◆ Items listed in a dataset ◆
==========

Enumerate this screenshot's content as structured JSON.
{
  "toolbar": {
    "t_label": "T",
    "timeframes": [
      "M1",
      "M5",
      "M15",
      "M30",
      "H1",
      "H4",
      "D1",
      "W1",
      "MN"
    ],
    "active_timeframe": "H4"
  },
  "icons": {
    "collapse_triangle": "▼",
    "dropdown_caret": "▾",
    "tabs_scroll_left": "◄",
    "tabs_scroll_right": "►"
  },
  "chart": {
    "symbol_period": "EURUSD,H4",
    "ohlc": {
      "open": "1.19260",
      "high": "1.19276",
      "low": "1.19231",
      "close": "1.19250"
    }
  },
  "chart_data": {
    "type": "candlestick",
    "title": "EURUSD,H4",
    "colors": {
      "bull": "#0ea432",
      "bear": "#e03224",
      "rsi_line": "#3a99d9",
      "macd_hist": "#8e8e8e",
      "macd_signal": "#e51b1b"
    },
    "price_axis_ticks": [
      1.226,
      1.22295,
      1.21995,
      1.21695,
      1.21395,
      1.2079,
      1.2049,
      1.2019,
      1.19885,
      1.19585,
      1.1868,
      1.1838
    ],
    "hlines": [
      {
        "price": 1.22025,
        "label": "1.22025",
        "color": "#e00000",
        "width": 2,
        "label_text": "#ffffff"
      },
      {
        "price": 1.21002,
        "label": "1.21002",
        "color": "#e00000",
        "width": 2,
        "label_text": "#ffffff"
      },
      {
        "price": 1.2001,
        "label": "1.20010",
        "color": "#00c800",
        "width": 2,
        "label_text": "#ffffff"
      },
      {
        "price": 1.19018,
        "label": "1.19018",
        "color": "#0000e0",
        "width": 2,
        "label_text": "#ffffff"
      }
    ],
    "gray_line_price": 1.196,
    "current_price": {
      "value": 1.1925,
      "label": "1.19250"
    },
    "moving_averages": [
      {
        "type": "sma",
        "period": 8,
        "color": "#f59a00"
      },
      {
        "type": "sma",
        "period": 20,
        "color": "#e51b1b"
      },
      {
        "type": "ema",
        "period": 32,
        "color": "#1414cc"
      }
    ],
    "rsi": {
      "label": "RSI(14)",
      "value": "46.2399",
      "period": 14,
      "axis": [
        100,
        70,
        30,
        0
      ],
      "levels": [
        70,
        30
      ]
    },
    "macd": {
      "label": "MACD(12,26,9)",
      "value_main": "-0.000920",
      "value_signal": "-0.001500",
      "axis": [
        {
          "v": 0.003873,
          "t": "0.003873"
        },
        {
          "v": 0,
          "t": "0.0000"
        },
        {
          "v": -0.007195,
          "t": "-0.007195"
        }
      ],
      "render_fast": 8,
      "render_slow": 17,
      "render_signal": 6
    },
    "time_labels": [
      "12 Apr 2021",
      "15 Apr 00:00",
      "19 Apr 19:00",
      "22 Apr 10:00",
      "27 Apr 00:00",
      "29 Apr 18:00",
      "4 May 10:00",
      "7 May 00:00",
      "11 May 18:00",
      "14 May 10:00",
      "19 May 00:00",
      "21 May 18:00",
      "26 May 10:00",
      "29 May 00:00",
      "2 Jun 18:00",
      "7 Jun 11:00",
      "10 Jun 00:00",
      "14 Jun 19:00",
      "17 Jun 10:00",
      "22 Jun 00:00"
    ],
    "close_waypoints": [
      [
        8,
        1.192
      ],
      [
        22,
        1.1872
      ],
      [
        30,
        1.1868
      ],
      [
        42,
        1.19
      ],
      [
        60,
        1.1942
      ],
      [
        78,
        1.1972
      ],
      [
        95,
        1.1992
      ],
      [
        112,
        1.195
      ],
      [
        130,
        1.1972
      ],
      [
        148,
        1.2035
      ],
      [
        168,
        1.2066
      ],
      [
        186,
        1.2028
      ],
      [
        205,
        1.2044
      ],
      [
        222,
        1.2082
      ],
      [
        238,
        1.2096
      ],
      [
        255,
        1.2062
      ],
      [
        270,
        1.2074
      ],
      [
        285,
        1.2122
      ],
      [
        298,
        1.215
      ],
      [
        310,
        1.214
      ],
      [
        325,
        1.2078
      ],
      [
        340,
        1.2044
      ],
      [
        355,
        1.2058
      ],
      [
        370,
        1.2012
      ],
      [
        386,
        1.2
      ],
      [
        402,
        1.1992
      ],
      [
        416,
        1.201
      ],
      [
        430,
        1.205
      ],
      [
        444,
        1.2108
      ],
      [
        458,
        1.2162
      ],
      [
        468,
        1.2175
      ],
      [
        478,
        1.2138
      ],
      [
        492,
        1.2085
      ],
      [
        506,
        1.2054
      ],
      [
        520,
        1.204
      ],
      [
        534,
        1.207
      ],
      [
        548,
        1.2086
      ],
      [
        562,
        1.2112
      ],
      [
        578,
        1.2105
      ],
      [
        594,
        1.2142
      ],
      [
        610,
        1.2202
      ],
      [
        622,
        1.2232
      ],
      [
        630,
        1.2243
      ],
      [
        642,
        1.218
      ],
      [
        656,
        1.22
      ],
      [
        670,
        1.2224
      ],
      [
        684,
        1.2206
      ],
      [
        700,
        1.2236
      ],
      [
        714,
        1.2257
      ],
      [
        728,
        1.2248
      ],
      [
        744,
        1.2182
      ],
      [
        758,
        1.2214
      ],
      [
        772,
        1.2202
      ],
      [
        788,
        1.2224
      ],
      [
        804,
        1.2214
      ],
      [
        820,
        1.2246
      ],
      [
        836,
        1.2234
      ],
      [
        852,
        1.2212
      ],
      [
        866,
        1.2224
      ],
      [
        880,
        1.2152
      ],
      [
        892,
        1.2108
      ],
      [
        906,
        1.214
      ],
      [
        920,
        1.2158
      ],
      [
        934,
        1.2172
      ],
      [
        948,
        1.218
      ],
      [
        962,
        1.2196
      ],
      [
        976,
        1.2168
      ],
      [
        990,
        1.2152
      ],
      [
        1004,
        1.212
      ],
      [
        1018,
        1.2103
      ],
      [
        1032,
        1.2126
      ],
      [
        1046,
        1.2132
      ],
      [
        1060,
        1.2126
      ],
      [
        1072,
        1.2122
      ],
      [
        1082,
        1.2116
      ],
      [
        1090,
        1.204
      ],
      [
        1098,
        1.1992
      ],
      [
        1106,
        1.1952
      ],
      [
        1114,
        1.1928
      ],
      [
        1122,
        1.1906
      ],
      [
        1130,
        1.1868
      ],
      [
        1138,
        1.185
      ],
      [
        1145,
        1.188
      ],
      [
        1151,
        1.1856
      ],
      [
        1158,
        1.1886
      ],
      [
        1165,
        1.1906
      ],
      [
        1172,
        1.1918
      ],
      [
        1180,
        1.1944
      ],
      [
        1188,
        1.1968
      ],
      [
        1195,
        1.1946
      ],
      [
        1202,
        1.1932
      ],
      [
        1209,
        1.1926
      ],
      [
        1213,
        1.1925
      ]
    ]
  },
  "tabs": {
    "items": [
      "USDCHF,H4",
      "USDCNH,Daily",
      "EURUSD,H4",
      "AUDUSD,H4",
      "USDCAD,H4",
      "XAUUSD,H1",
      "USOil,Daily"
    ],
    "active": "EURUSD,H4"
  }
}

==========

◆ TASK DETAILS ◆
Extract all of the data shown above without alteration.

◆ TASK OUTPUT ◆
Enumerate this screenshot's content as structured JSON.
{
  "toolbar": {
    "t_label": "T",
    "timeframes": [
      "M1",
      "M5",
      "M15",
      "M30",
      "H1",
      "H4",
      "D1",
      "W1",
      "MN"
    ],
    "active_timeframe": "H4"
  },
  "icons": {
    "collapse_triangle": "▼",
    "dropdown_caret": "▾",
    "tabs_scroll_left": "◄",
    "tabs_scroll_right": "►"
  },
  "chart": {
    "symbol_period": "EURUSD,H4",
    "ohlc": {
      "open": "1.19260",
      "high": "1.19276",
      "low": "1.19231",
      "close": "1.19250"
    }
  },
  "chart_data": {
    "type": "candlestick",
    "title": "EURUSD,H4",
    "colors": {
      "bull": "#0ea432",
      "bear": "#e03224",
      "rsi_line": "#3a99d9",
      "macd_hist": "#8e8e8e",
      "macd_signal": "#e51b1b"
    },
    "price_axis_ticks": [
      1.226,
      1.22295,
      1.21995,
      1.21695,
      1.21395,
      1.2079,
      1.2049,
      1.2019,
      1.19885,
      1.19585,
      1.1868,
      1.1838
    ],
    "hlines": [
      {
        "price": 1.22025,
        "label": "1.22025",
        "color": "#e00000",
        "width": 2,
        "label_text": "#ffffff"
      },
      {
        "price": 1.21002,
        "label": "1.21002",
        "color": "#e00000",
        "width": 2,
        "label_text": "#ffffff"
      },
      {
        "price": 1.2001,
        "label": "1.20010",
        "color": "#00c800",
        "width": 2,
        "label_text": "#ffffff"
      },
      {
        "price": 1.19018,
        "label": "1.19018",
        "color": "#0000e0",
        "width": 2,
        "label_text": "#ffffff"
      }
    ],
    "gray_line_price": 1.196,
    "current_price": {
      "value": 1.1925,
      "label": "1.19250"
    },
    "moving_averages": [
      {
        "type": "sma",
        "period": 8,
        "color": "#f59a00"
      },
      {
        "type": "sma",
        "period": 20,
        "color": "#e51b1b"
      },
      {
        "type": "ema",
        "period": 32,
        "color": "#1414cc"
      }
    ],
    "rsi": {
      "label": "RSI(14)",
      "value": "46.2399",
      "period": 14,
      "axis": [
        100,
        70,
        30,
        0
      ],
      "levels": [
        70,
        30
      ]
    },
    "macd": {
      "label": "MACD(12,26,9)",
      "value_main": "-0.000920",
      "value_signal": "-0.001500",
      "axis": [
        {
          "v": 0.003873,
          "t": "0.003873"
        },
        {
          "v": 0,
          "t": "0.0000"
        },
        {
          "v": -0.007195,
          "t": "-0.007195"
        }
      ],
      "render_fast": 8,
      "render_slow": 17,
      "render_signal": 6
    },
    "time_labels": [
      "12 Apr 2021",
      "15 Apr 00:00",
      "19 Apr 19:00",
      "22 Apr 10:00",
      "27 Apr 00:00",
      "29 Apr 18:00",
      "4 May 10:00",
      "7 May 00:00",
      "11 May 18:00",
      "14 May 10:00",
      "19 May 00:00",
      "21 May 18:00",
      "26 May 10:00",
      "29 May 00:00",
      "2 Jun 18:00",
      "7 Jun 11:00",
      "10 Jun 00:00",
      "14 Jun 19:00",
      "17 Jun 10:00",
      "22 Jun 00:00"
    ],
    "close_waypoints": [
      [
        8,
        1.192
      ],
      [
        22,
        1.1872
      ],
      [
        30,
        1.1868
      ],
      [
        42,
        1.19
      ],
      [
        60,
        1.1942
      ],
      [
        78,
        1.1972
      ],
      [
        95,
        1.1992
      ],
      [
        112,
        1.195
      ],
      [
        130,
        1.1972
      ],
      [
        148,
        1.2035
      ],
      [
        168,
        1.2066
      ],
      [
        186,
        1.2028
      ],
      [
        205,
        1.2044
      ],
      [
        222,
        1.2082
      ],
      [
        238,
        1.2096
      ],
      [
        255,
        1.2062
      ],
      [
        270,
        1.2074
      ],
      [
        285,
        1.2122
      ],
      [
        298,
        1.215
      ],
      [
        310,
        1.214
      ],
      [
        325,
        1.2078
      ],
      [
        340,
        1.2044
      ],
      [
        355,
        1.2058
      ],
      [
        370,
        1.2012
      ],
      [
        386,
        1.2
      ],
      [
        402,
        1.1992
      ],
      [
        416,
        1.201
      ],
      [
        430,
        1.205
      ],
      [
        444,
        1.2108
      ],
      [
        458,
        1.2162
      ],
      [
        468,
        1.2175
      ],
      [
        478,
        1.2138
      ],
      [
        492,
        1.2085
      ],
      [
        506,
        1.2054
      ],
      [
        520,
        1.204
      ],
      [
        534,
        1.207
      ],
      [
        548,
        1.2086
      ],
      [
        562,
        1.2112
      ],
      [
        578,
        1.2105
      ],
      [
        594,
        1.2142
      ],
      [
        610,
        1.2202
      ],
      [
        622,
        1.2232
      ],
      [
        630,
        1.2243
      ],
      [
        642,
        1.218
      ],
      [
        656,
        1.22
      ],
      [
        670,
        1.2224
      ],
      [
        684,
        1.2206
      ],
      [
        700,
        1.2236
      ],
      [
        714,
        1.2257
      ],
      [
        728,
        1.2248
      ],
      [
        744,
        1.2182
      ],
      [
        758,
        1.2214
      ],
      [
        772,
        1.2202
      ],
      [
        788,
        1.2224
      ],
      [
        804,
        1.2214
      ],
      [
        820,
        1.2246
      ],
      [
        836,
        1.2234
      ],
      [
        852,
        1.2212
      ],
      [
        866,
        1.2224
      ],
      [
        880,
        1.2152
      ],
      [
        892,
        1.2108
      ],
      [
        906,
        1.214
      ],
      [
        920,
        1.2158
      ],
      [
        934,
        1.2172
      ],
      [
        948,
        1.218
      ],
      [
        962,
        1.2196
      ],
      [
        976,
        1.2168
      ],
      [
        990,
        1.2152
      ],
      [
        1004,
        1.212
      ],
      [
        1018,
        1.2103
      ],
      [
        1032,
        1.2126
      ],
      [
        1046,
        1.2132
      ],
      [
        1060,
        1.2126
      ],
      [
        1072,
        1.2122
      ],
      [
        1082,
        1.2116
      ],
      [
        1090,
        1.204
      ],
      [
        1098,
        1.1992
      ],
      [
        1106,
        1.1952
      ],
      [
        1114,
        1.1928
      ],
      [
        1122,
        1.1906
      ],
      [
        1130,
        1.1868
      ],
      [
        1138,
        1.185
      ],
      [
        1145,
        1.188
      ],
      [
        1151,
        1.1856
      ],
      [
        1158,
        1.1886
      ],
      [
        1165,
        1.1906
      ],
      [
        1172,
        1.1918
      ],
      [
        1180,
        1.1944
      ],
      [
        1188,
        1.1968
      ],
      [
        1195,
        1.1946
      ],
      [
        1202,
        1.1932
      ],
      [
        1209,
        1.1926
      ],
      [
        1213,
        1.1925
      ]
    ]
  },
  "tabs": {
    "items": [
      "USDCHF,H4",
      "USDCNH,Daily",
      "EURUSD,H4",
      "AUDUSD,H4",
      "USDCAD,H4",
      "XAUUSD,H1",
      "USOil,Daily"
    ],
    "active": "EURUSD,H4"
  }
}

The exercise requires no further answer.